Please copy the records from their start up to and including the line containing "arrow-down-head — [281, 527, 295, 543]", leaving out the pictures.

— begin Supplied information —

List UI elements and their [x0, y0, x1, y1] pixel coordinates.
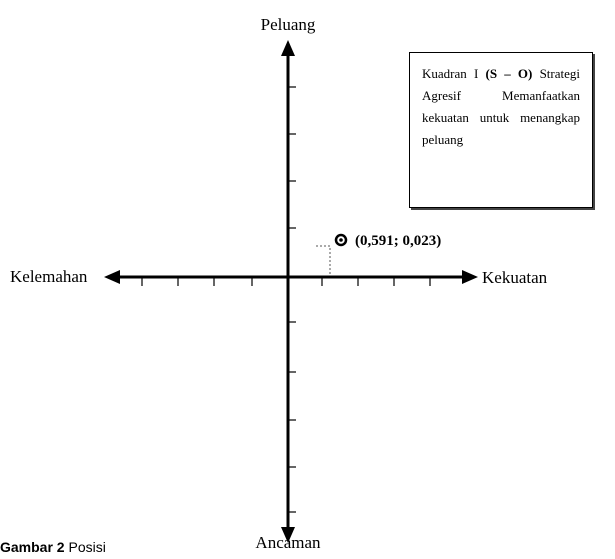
caption-figure-number: Gambar 2 — [0, 539, 65, 554]
figure-caption: Gambar 2 Posisi — [0, 539, 615, 554]
quadrant-description-box: Kuadran I (S – O) Strategi Agresif Meman… — [409, 52, 593, 208]
axis-left-label: Kelemahan — [10, 267, 88, 286]
position-point-marker — [334, 233, 348, 247]
arrow-left-head — [104, 270, 120, 284]
arrow-down-head — [281, 527, 295, 543]
axis-top-label: Peluang — [261, 15, 316, 34]
quadrant-text: Strategi Agresif Memanfaatkan kekuatan u… — [422, 66, 581, 147]
axis-bottom-label: Ancaman — [255, 533, 321, 552]
point-guide-lines — [316, 245, 331, 275]
caption-text: Posisi — [64, 539, 106, 554]
axis-ticks — [141, 86, 431, 513]
axis-right-label: Kekuatan — [482, 268, 548, 287]
quadrant-prefix: Kuadran I — [422, 66, 486, 81]
arrow-up-head — [281, 40, 295, 56]
quadrant-code: (S – O) — [485, 66, 533, 81]
quadrant-description-text: Kuadran I (S – O) Strategi Agresif Meman… — [422, 63, 580, 151]
arrow-right-head — [462, 270, 478, 284]
point-coordinate-label: (0,591; 0,023) — [355, 233, 441, 249]
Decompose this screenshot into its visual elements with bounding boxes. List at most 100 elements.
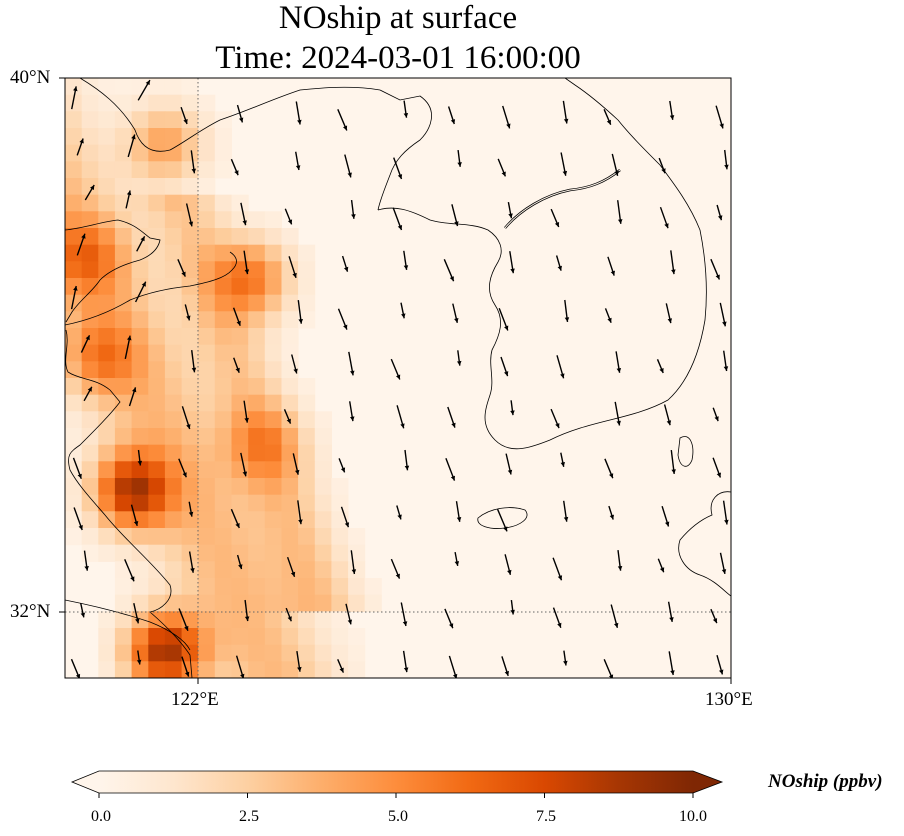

— end Supplied information —

**Result**.
List UI elements and their [x0, y0, x1, y1] pixel coordinates.
caption-figure-number: Gambar 2 — [0, 539, 65, 554]
figure-caption: Gambar 2 Posisi — [0, 539, 615, 554]
quadrant-description-box: Kuadran I (S – O) Strategi Agresif Meman… — [409, 52, 593, 208]
axis-left-label: Kelemahan — [10, 267, 88, 286]
position-point-marker — [334, 233, 348, 247]
arrow-left-head — [104, 270, 120, 284]
arrow-down-head — [281, 527, 295, 543]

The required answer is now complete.